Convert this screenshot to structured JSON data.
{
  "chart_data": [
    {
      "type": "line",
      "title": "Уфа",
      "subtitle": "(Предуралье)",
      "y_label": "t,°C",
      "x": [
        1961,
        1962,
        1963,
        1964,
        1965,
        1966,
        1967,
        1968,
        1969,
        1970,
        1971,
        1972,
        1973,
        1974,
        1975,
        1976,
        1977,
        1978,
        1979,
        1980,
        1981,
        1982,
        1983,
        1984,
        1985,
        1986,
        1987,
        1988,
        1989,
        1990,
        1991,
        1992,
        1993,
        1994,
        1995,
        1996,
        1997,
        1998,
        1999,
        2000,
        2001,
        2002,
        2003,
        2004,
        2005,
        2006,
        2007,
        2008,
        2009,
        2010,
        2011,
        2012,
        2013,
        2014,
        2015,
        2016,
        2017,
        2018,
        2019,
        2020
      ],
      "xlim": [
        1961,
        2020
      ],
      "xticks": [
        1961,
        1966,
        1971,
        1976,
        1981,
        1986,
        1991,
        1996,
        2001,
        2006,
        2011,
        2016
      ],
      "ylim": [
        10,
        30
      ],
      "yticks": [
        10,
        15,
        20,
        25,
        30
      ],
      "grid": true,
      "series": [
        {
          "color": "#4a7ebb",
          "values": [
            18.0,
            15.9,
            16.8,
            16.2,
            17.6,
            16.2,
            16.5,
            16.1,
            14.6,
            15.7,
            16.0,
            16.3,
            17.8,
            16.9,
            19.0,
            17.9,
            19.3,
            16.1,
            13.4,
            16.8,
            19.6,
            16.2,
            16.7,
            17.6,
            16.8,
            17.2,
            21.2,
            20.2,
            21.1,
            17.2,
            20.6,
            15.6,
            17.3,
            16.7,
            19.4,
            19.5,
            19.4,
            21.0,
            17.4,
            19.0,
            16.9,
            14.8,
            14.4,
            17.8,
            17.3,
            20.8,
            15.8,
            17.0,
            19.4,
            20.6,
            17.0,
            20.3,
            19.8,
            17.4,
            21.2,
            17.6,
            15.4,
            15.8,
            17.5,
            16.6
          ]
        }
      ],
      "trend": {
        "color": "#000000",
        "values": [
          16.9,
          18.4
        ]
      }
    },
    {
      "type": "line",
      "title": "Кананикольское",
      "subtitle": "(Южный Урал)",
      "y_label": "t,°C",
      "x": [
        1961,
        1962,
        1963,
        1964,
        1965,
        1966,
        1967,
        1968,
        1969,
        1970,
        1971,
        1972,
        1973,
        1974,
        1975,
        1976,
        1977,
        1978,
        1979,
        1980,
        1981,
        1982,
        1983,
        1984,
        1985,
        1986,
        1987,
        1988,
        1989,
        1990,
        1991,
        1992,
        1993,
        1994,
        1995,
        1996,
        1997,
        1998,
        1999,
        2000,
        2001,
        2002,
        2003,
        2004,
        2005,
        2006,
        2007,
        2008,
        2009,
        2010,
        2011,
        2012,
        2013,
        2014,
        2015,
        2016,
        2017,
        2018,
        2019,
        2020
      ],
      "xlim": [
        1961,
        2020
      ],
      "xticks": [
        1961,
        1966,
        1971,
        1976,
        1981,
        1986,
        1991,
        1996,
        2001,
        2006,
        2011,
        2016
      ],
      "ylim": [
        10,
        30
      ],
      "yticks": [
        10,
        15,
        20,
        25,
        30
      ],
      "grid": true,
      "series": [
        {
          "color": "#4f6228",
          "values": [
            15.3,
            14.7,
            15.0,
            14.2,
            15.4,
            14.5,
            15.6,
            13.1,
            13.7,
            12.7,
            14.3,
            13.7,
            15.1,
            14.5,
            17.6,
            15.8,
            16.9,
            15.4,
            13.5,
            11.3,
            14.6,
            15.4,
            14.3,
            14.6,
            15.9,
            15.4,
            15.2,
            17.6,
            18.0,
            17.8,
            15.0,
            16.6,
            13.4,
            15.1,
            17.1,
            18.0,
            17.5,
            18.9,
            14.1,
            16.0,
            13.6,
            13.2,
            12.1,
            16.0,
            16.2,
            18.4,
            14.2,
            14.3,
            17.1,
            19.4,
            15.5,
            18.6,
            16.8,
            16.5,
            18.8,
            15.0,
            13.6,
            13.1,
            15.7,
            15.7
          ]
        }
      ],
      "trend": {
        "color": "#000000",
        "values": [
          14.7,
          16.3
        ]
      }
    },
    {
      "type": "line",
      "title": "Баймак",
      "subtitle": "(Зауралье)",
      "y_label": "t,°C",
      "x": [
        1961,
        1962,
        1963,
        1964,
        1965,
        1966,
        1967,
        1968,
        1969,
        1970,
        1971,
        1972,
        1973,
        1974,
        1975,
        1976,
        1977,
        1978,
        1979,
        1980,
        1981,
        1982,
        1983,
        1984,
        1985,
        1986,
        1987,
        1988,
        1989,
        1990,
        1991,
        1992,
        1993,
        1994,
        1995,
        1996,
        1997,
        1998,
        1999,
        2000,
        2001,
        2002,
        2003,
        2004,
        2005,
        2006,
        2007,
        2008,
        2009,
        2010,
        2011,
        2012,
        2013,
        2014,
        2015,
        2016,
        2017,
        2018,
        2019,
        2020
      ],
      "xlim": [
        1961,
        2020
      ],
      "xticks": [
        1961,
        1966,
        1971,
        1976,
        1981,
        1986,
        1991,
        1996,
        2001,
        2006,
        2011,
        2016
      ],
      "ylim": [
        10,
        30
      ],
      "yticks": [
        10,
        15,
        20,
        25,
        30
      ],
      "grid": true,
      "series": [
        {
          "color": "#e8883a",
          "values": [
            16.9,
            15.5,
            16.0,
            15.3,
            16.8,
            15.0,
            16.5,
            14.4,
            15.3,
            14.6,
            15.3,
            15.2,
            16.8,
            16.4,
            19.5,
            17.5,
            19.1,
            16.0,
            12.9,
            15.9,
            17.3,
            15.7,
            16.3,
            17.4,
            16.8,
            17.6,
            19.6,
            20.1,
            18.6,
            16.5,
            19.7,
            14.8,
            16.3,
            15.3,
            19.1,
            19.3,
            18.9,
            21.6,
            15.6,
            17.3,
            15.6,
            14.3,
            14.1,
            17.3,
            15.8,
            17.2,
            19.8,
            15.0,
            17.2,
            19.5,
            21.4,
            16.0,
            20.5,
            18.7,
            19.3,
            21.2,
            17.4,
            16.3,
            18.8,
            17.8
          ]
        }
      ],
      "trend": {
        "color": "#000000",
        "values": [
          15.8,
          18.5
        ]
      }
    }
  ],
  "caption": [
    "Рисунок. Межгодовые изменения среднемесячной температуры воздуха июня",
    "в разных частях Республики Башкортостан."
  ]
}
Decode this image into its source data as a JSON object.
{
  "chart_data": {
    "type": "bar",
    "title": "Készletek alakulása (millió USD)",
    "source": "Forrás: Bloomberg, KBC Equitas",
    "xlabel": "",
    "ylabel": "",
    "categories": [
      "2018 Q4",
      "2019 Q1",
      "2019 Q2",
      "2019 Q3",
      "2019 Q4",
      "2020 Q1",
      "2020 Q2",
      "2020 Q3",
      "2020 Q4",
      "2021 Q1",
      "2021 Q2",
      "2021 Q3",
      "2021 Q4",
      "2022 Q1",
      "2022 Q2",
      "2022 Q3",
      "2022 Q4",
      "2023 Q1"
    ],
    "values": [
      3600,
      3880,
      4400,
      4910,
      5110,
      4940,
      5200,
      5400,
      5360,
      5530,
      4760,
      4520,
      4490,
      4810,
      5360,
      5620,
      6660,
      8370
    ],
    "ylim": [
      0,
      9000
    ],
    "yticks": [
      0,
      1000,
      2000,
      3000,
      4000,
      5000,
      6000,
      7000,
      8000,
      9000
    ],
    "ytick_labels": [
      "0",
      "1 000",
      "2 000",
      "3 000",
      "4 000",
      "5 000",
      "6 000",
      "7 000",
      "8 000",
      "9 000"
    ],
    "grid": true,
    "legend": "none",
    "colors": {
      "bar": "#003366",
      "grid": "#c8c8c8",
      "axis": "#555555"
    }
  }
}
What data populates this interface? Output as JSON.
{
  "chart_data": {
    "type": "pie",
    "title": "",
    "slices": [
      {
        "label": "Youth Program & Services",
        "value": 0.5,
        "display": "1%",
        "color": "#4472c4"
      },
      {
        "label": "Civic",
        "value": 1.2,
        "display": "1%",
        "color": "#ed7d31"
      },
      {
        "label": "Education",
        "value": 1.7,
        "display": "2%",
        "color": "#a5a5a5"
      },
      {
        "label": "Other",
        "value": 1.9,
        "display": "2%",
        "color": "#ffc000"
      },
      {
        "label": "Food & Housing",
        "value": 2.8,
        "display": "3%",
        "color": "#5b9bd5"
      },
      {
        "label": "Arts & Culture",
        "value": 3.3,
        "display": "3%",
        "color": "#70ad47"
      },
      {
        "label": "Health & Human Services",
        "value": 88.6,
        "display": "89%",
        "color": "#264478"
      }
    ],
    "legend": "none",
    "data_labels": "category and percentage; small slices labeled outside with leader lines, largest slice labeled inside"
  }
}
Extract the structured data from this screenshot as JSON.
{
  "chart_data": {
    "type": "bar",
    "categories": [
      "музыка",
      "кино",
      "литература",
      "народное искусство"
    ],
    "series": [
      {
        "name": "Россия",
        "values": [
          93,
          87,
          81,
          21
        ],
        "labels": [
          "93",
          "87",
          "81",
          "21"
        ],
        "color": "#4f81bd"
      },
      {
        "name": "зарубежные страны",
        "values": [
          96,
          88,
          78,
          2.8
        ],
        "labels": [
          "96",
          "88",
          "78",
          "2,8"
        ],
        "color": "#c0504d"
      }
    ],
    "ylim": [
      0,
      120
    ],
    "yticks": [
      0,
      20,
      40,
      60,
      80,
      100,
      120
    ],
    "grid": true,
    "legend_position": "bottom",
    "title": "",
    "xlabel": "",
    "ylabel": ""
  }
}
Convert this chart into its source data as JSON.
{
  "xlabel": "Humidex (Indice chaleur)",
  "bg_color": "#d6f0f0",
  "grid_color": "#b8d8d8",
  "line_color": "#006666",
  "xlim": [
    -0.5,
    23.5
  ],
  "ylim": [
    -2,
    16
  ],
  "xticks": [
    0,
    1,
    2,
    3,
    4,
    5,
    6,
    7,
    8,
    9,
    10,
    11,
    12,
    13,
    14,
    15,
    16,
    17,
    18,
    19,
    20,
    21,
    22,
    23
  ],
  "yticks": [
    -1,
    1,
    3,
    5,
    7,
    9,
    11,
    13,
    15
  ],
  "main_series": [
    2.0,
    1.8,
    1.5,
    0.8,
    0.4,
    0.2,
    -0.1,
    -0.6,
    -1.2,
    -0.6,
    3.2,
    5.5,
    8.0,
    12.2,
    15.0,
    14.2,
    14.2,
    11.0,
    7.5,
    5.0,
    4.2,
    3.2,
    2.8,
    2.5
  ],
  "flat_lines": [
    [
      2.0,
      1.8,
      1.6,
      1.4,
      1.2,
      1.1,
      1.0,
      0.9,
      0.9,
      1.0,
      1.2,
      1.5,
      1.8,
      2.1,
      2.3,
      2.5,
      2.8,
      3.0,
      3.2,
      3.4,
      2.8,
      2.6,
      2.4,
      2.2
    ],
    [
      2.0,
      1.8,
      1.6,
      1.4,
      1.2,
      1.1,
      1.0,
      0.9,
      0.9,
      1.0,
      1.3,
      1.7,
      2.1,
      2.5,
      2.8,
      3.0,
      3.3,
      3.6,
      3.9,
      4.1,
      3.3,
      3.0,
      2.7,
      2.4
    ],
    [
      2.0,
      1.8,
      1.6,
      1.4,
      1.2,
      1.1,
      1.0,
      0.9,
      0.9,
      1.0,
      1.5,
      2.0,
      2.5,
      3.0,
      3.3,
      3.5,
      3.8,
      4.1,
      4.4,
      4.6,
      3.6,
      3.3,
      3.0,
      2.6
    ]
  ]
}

--------

*What needs to be done*.
Gather each line in the entries above where the string "into" is found.

*Problem solution*.
Decode this image into its source data as a JSON object.
Convert this chart into its source data as JSON.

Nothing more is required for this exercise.